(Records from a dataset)
——
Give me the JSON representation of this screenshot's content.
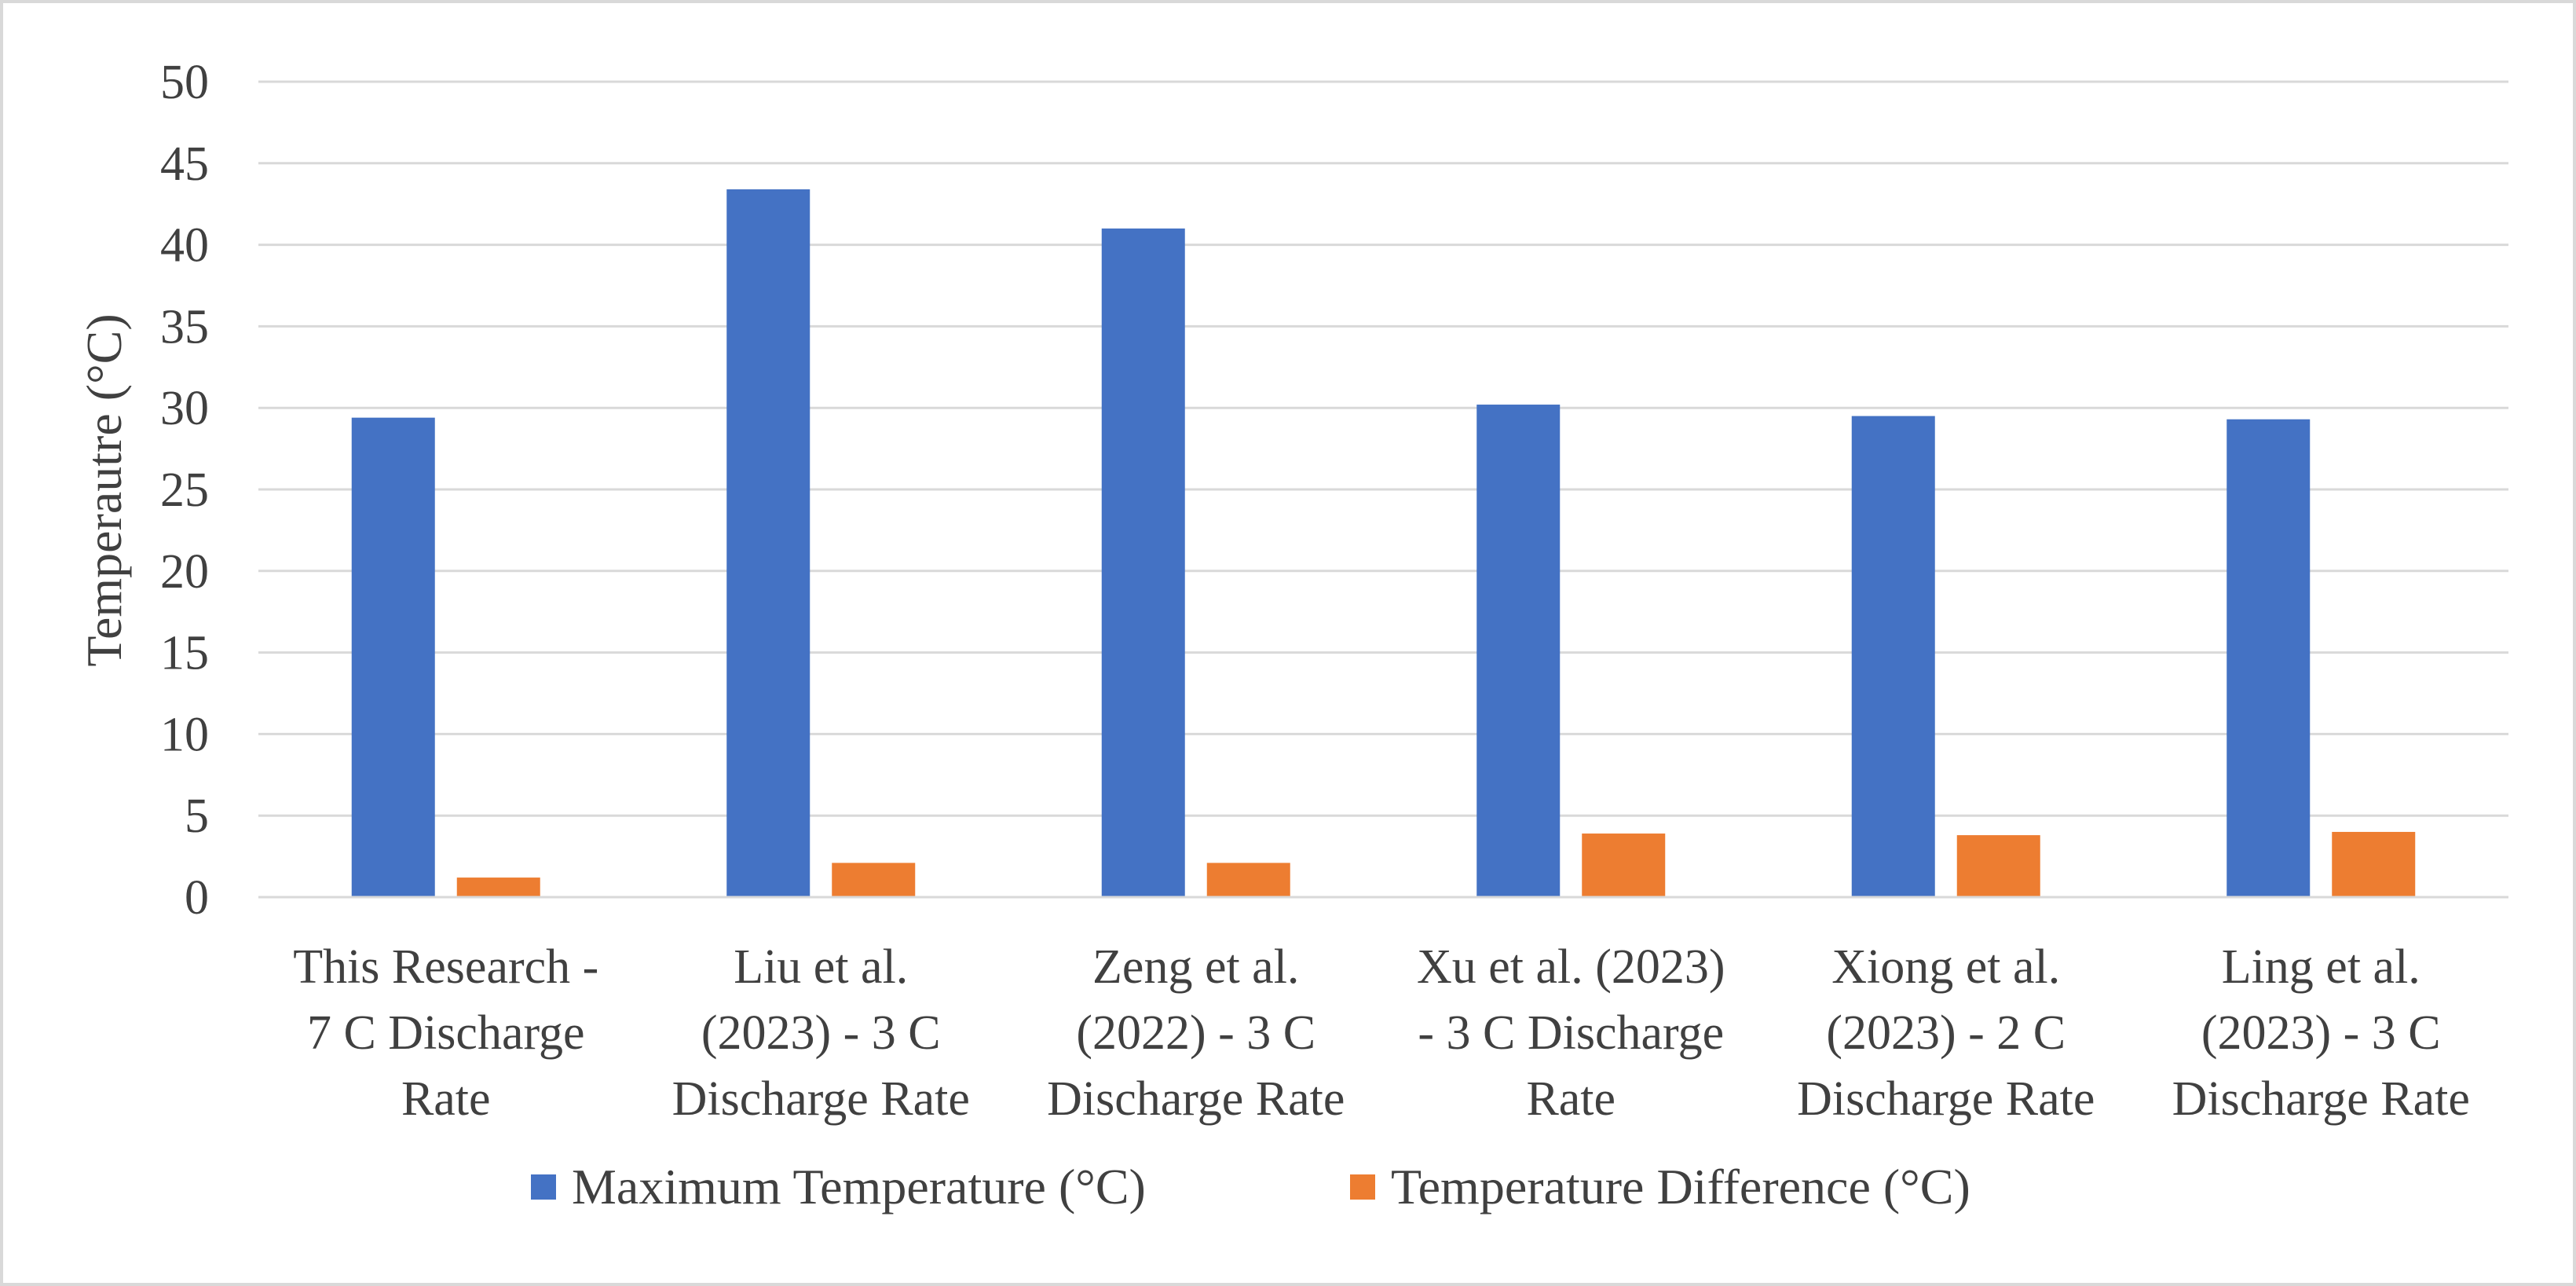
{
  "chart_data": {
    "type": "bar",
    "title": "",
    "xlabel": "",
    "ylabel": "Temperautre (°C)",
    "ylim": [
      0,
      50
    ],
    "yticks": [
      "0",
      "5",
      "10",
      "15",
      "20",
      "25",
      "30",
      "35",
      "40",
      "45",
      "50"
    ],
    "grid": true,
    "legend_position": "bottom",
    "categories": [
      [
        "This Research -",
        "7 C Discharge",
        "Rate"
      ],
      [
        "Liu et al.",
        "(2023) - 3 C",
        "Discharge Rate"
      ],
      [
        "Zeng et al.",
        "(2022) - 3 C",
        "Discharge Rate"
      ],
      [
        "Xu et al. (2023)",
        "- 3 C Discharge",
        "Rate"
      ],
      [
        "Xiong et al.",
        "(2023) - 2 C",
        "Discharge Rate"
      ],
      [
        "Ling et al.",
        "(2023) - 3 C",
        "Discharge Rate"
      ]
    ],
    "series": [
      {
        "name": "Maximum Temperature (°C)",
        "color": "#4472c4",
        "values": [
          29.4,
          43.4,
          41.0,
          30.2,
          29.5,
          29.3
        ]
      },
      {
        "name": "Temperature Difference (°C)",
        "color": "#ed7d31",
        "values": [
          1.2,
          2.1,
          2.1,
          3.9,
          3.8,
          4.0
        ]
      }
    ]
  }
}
——
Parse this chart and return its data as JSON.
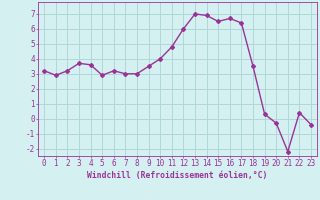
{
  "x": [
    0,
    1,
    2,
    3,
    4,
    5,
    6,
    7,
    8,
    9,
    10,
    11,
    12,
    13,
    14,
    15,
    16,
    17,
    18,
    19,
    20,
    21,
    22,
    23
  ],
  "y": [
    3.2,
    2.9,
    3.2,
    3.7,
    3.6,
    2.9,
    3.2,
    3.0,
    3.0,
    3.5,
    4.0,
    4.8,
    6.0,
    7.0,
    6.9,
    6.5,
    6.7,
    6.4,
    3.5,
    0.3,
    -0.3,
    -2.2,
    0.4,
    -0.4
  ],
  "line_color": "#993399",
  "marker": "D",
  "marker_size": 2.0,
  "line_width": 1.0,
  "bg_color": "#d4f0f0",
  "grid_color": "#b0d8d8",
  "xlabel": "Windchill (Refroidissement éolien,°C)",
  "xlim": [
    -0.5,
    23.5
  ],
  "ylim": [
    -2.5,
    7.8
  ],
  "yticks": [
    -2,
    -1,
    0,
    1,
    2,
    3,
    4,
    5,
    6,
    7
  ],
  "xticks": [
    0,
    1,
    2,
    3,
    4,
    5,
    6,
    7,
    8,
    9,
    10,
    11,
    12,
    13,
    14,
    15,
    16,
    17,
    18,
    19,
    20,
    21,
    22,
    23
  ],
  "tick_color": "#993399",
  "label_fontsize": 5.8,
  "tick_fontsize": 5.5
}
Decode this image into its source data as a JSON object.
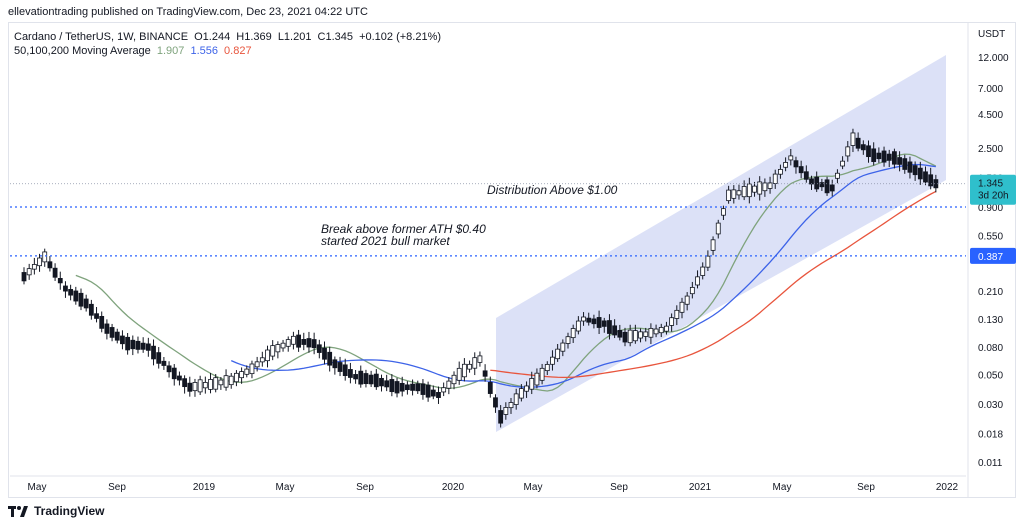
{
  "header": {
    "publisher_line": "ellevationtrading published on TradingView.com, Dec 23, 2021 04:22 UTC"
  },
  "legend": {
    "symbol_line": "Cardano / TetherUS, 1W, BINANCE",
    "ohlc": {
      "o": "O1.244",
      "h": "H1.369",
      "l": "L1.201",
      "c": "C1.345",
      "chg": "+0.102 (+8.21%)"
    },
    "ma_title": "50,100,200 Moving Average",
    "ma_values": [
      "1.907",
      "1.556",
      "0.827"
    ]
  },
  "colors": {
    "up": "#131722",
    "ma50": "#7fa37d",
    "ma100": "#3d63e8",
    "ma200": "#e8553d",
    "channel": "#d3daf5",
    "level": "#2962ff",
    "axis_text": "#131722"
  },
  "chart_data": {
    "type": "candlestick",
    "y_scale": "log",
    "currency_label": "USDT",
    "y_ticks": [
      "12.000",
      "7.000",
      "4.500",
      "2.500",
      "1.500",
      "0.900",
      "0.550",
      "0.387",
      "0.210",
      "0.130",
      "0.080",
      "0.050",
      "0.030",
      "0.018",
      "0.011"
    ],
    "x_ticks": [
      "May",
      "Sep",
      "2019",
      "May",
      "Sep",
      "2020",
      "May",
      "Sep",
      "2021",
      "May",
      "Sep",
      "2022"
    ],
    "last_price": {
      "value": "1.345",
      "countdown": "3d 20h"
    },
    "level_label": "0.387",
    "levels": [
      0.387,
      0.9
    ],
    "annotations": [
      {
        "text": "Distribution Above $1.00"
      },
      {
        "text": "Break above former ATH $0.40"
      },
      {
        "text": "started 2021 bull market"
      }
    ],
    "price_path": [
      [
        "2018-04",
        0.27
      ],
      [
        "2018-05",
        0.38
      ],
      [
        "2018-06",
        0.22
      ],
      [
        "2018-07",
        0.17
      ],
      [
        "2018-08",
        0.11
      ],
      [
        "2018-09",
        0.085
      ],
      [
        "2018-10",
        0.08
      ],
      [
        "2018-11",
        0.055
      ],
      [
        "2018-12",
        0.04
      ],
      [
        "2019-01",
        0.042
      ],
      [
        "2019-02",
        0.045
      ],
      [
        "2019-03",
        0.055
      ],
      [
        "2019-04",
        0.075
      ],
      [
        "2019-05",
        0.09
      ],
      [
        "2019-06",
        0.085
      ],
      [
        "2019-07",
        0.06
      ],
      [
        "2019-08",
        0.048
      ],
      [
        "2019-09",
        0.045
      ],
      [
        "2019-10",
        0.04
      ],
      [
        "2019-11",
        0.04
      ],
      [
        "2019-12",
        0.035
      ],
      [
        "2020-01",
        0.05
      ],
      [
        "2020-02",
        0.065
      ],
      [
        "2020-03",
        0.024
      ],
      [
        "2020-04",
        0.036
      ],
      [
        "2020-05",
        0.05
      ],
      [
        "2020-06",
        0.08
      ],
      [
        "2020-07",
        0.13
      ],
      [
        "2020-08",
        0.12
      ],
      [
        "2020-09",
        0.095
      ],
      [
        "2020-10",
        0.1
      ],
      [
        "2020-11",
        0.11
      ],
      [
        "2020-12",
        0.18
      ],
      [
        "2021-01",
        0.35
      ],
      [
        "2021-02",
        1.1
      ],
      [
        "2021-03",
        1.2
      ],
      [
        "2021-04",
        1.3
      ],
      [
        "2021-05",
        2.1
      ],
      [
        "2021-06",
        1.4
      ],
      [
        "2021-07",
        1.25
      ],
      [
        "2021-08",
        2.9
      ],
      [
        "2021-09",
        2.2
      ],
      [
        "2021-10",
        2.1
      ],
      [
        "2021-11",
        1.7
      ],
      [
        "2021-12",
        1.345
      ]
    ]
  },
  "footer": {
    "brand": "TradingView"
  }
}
——
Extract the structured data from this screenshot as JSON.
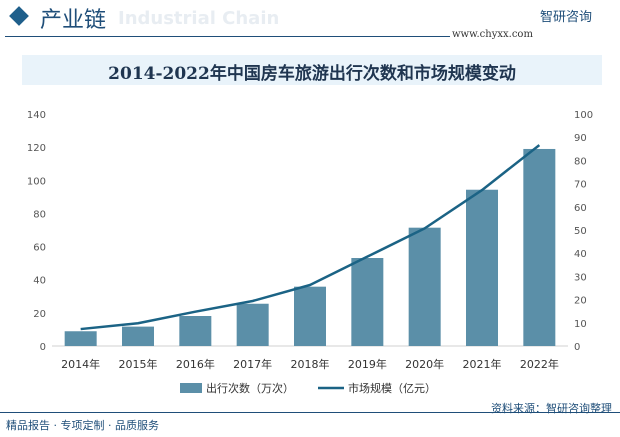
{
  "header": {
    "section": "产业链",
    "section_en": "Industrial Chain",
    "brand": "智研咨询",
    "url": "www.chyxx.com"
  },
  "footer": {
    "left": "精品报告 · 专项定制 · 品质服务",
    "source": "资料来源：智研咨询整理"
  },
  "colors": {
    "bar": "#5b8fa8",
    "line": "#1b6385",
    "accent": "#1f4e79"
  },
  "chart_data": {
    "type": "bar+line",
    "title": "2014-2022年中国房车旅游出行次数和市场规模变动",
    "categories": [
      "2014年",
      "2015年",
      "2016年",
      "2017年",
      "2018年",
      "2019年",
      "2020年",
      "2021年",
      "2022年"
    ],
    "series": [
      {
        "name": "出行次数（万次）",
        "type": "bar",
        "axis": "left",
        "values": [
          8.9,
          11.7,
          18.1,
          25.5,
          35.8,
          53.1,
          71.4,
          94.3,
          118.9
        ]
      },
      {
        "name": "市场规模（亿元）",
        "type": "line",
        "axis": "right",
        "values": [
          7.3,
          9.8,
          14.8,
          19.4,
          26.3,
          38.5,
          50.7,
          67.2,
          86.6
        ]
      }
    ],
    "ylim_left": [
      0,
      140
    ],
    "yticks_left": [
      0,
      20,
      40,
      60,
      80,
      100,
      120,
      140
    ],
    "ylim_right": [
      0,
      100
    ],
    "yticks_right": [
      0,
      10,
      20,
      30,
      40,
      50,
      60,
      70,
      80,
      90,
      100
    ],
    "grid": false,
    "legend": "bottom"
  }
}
——
Task directions:
Locate the lines above that contain "xlabel" and copy them.

Response to this exercise:
    "xlabel": "",
  "xlabel": "Windchill (Refroidissement éolien,°C)",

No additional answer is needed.